** start Records for this task **

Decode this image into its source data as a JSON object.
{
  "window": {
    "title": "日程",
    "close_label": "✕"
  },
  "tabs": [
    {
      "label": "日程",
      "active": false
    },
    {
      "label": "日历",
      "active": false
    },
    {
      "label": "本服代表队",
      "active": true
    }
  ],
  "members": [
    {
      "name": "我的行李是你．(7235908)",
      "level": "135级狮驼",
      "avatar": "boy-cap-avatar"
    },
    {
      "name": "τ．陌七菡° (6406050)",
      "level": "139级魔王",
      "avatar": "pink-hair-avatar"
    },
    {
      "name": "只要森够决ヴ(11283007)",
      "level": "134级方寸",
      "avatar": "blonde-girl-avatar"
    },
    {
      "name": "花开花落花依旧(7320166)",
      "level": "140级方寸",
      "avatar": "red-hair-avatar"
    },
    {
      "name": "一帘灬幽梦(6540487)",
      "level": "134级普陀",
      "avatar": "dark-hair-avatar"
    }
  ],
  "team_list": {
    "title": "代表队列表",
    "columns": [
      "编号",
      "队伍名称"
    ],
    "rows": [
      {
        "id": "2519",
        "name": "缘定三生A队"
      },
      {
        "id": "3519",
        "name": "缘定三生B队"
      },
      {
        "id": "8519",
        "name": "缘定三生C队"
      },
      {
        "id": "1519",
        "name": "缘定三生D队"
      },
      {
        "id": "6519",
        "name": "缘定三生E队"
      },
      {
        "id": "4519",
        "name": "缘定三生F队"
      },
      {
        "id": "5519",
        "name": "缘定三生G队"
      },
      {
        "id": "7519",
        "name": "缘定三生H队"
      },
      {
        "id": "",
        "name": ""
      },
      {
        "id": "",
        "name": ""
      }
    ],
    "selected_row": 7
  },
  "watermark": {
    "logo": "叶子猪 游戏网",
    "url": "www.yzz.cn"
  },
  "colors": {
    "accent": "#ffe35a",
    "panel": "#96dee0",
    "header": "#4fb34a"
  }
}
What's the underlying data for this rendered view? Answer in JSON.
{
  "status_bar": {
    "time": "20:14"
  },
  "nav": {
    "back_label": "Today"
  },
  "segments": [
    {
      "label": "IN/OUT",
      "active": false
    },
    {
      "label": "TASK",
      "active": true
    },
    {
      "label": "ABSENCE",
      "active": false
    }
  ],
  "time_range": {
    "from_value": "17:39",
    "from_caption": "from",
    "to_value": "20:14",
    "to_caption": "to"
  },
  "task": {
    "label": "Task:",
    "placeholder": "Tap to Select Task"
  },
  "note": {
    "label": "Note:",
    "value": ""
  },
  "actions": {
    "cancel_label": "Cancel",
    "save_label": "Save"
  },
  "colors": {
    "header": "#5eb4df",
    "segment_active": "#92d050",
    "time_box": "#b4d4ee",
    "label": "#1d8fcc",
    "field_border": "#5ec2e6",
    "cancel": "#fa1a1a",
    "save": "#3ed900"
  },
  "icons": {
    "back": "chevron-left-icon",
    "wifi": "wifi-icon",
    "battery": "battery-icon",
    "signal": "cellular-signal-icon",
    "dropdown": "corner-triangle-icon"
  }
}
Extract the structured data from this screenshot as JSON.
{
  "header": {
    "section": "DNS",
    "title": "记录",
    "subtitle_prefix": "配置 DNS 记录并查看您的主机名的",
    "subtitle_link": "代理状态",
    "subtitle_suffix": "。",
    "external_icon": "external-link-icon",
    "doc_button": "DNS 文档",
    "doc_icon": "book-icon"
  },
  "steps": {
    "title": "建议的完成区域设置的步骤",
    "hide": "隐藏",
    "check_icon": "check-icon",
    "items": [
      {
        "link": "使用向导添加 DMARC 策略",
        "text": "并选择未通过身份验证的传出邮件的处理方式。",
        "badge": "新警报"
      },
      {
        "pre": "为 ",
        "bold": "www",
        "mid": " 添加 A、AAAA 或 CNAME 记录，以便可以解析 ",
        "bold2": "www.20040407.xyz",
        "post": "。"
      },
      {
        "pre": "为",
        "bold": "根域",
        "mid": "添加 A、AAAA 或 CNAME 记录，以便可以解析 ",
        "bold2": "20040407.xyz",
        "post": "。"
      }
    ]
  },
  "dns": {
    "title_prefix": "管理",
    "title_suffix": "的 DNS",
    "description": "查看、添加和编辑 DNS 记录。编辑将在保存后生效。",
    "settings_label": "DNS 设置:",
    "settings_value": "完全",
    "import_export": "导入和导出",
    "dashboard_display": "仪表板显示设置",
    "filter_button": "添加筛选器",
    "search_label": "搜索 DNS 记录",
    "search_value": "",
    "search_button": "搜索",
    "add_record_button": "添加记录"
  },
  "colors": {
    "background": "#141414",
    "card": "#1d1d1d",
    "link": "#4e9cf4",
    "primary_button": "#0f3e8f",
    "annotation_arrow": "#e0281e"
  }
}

** end Records for this task **

=== Written task ===
From the listing above, extract every line exactly as it stands.

=== Output of the exercise ===
Decode this image into its source data as a JSON object.
{
  "window": {
    "title": "日程",
    "close_label": "✕"
  },
  "tabs": [
    {
      "label": "日程",
      "active": false
    },
    {
      "label": "日历",
      "active": false
    },
    {
      "label": "本服代表队",
      "active": true
    }
  ],
  "members": [
    {
      "name": "我的行李是你．(7235908)",
      "level": "135级狮驼",
      "avatar": "boy-cap-avatar"
    },
    {
      "name": "τ．陌七菡° (6406050)",
      "level": "139级魔王",
      "avatar": "pink-hair-avatar"
    },
    {
      "name": "只要森够决ヴ(11283007)",
      "level": "134级方寸",
      "avatar": "blonde-girl-avatar"
    },
    {
      "name": "花开花落花依旧(7320166)",
      "level": "140级方寸",
      "avatar": "red-hair-avatar"
    },
    {
      "name": "一帘灬幽梦(6540487)",
      "level": "134级普陀",
      "avatar": "dark-hair-avatar"
    }
  ],
  "team_list": {
    "title": "代表队列表",
    "columns": [
      "编号",
      "队伍名称"
    ],
    "rows": [
      {
        "id": "2519",
        "name": "缘定三生A队"
      },
      {
        "id": "3519",
        "name": "缘定三生B队"
      },
      {
        "id": "8519",
        "name": "缘定三生C队"
      },
      {
        "id": "1519",
        "name": "缘定三生D队"
      },
      {
        "id": "6519",
        "name": "缘定三生E队"
      },
      {
        "id": "4519",
        "name": "缘定三生F队"
      },
      {
        "id": "5519",
        "name": "缘定三生G队"
      },
      {
        "id": "7519",
        "name": "缘定三生H队"
      },
      {
        "id": "",
        "name": ""
      },
      {
        "id": "",
        "name": ""
      }
    ],
    "selected_row": 7
  },
  "watermark": {
    "logo": "叶子猪 游戏网",
    "url": "www.yzz.cn"
  },
  "colors": {
    "accent": "#ffe35a",
    "panel": "#96dee0",
    "header": "#4fb34a"
  }
}
What's the underlying data for this rendered view? Answer in JSON.
{
  "status_bar": {
    "time": "20:14"
  },
  "nav": {
    "back_label": "Today"
  },
  "segments": [
    {
      "label": "IN/OUT",
      "active": false
    },
    {
      "label": "TASK",
      "active": true
    },
    {
      "label": "ABSENCE",
      "active": false
    }
  ],
  "time_range": {
    "from_value": "17:39",
    "from_caption": "from",
    "to_value": "20:14",
    "to_caption": "to"
  },
  "task": {
    "label": "Task:",
    "placeholder": "Tap to Select Task"
  },
  "note": {
    "label": "Note:",
    "value": ""
  },
  "actions": {
    "cancel_label": "Cancel",
    "save_label": "Save"
  },
  "colors": {
    "header": "#5eb4df",
    "segment_active": "#92d050",
    "time_box": "#b4d4ee",
    "label": "#1d8fcc",
    "field_border": "#5ec2e6",
    "cancel": "#fa1a1a",
    "save": "#3ed900"
  },
  "icons": {
    "back": "chevron-left-icon",
    "wifi": "wifi-icon",
    "battery": "battery-icon",
    "signal": "cellular-signal-icon",
    "dropdown": "corner-triangle-icon"
  }
}
Extract the structured data from this screenshot as JSON.
{
  "header": {
    "section": "DNS",
    "title": "记录",
    "subtitle_prefix": "配置 DNS 记录并查看您的主机名的",
    "subtitle_link": "代理状态",
    "subtitle_suffix": "。",
    "external_icon": "external-link-icon",
    "doc_button": "DNS 文档",
    "doc_icon": "book-icon"
  },
  "steps": {
    "title": "建议的完成区域设置的步骤",
    "hide": "隐藏",
    "check_icon": "check-icon",
    "items": [
      {
        "link": "使用向导添加 DMARC 策略",
        "text": "并选择未通过身份验证的传出邮件的处理方式。",
        "badge": "新警报"
      },
      {
        "pre": "为 ",
        "bold": "www",
        "mid": " 添加 A、AAAA 或 CNAME 记录，以便可以解析 ",
        "bold2": "www.20040407.xyz",
        "post": "。"
      },
      {
        "pre": "为",
        "bold": "根域",
        "mid": "添加 A、AAAA 或 CNAME 记录，以便可以解析 ",
        "bold2": "20040407.xyz",
        "post": "。"
      }
    ]
  },
  "dns": {
    "title_prefix": "管理",
    "title_suffix": "的 DNS",
    "description": "查看、添加和编辑 DNS 记录。编辑将在保存后生效。",
    "settings_label": "DNS 设置:",
    "settings_value": "完全",
    "import_export": "导入和导出",
    "dashboard_display": "仪表板显示设置",
    "filter_button": "添加筛选器",
    "search_label": "搜索 DNS 记录",
    "search_value": "",
    "search_button": "搜索",
    "add_record_button": "添加记录"
  },
  "colors": {
    "background": "#141414",
    "card": "#1d1d1d",
    "link": "#4e9cf4",
    "primary_button": "#0f3e8f",
    "annotation_arrow": "#e0281e"
  }
}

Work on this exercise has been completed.